WHAT IS BEING ASKED —
From the records below, copy every line that contains the word "Strength".

Website and app data records

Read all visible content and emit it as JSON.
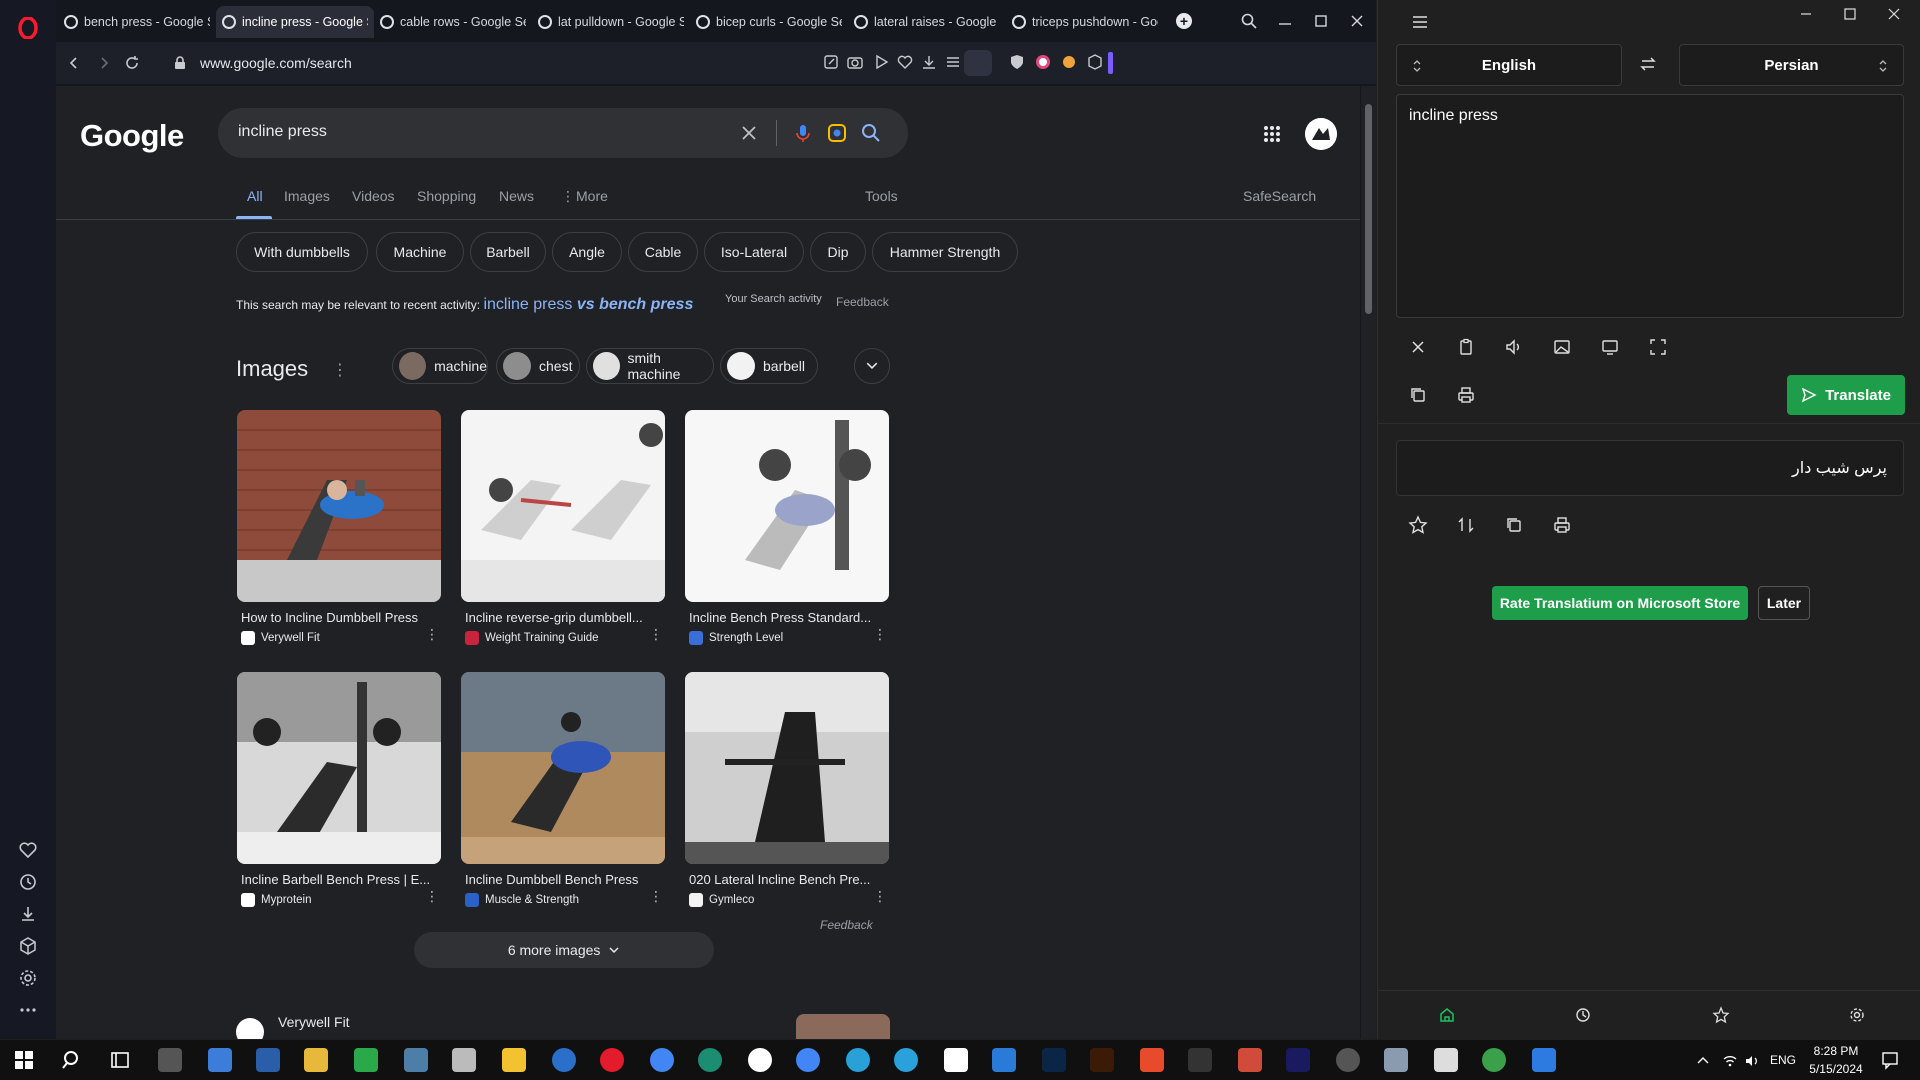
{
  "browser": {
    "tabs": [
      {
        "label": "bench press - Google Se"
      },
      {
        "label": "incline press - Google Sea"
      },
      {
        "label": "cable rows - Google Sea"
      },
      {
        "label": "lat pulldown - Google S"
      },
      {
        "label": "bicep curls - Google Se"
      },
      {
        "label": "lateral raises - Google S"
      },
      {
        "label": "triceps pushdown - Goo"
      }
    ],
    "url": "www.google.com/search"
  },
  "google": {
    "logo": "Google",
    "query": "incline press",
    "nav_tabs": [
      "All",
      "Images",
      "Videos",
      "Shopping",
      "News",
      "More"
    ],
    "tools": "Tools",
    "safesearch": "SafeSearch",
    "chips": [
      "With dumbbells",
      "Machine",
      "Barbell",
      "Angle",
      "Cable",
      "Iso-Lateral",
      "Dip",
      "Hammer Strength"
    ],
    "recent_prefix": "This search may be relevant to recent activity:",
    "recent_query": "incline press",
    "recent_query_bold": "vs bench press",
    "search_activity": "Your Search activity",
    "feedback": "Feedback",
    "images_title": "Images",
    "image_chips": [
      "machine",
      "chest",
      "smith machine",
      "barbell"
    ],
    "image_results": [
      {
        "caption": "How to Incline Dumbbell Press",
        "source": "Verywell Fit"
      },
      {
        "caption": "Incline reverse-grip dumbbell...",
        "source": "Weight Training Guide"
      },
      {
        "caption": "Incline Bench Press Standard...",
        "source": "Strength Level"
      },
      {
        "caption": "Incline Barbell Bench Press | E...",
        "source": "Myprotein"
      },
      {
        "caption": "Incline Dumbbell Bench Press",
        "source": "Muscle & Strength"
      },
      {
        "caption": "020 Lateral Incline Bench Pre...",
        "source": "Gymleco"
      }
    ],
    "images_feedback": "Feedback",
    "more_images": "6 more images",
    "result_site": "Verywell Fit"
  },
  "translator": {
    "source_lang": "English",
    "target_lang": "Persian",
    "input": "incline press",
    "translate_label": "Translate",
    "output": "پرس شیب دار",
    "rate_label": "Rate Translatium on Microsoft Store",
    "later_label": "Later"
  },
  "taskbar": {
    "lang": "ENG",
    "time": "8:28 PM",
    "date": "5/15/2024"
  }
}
...
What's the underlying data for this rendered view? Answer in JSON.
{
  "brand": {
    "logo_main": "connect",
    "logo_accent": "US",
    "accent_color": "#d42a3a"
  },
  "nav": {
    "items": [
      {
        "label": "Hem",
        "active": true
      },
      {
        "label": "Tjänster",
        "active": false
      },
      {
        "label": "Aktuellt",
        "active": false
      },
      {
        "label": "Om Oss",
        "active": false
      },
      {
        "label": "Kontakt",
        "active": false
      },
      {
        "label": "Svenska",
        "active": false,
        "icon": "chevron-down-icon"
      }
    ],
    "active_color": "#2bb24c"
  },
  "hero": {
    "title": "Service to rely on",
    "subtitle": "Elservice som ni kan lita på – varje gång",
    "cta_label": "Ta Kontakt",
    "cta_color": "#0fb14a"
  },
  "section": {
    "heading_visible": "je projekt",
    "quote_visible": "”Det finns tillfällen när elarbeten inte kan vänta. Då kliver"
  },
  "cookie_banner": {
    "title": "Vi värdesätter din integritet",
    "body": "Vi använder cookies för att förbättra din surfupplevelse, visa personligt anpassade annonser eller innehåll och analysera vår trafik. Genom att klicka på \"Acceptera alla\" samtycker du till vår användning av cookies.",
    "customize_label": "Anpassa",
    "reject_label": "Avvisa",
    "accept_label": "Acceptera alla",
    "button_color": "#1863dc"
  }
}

ANSWER BELOW —
      "Hammer Strength"
        "source": "Strength Level"
        "source": "Muscle & Strength"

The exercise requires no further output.